→ What to produce:
Select every line holding the word "name" and copy it.

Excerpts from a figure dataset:

----------

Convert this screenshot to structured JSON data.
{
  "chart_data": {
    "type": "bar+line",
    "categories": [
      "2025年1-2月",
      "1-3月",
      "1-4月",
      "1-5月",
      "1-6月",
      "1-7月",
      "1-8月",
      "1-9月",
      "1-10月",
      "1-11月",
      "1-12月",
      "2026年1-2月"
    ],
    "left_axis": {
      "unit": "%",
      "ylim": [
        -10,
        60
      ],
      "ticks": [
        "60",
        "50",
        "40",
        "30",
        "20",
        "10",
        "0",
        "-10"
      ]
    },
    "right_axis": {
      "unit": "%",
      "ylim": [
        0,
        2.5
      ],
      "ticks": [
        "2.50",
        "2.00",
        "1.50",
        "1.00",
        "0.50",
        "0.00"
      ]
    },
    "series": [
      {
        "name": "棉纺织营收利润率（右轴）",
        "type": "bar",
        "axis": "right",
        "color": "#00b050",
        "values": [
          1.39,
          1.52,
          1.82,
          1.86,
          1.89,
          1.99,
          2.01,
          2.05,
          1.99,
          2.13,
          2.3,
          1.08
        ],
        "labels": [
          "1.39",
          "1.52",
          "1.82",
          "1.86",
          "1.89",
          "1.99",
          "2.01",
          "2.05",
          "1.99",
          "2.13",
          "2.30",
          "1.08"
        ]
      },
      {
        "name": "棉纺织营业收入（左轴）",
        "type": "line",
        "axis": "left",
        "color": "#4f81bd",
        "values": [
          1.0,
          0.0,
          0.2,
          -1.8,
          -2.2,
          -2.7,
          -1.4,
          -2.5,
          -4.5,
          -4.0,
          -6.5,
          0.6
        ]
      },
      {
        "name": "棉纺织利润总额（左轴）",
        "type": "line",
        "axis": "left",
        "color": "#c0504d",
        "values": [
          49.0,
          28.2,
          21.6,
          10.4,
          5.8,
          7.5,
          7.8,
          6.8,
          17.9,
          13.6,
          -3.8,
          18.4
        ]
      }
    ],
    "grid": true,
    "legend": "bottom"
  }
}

----------

→ Result:
        "name": "棉纺织营收利润率（右轴）",
        "name": "棉纺织营业收入（左轴）",
        "name": "棉纺织利润总额（左轴）",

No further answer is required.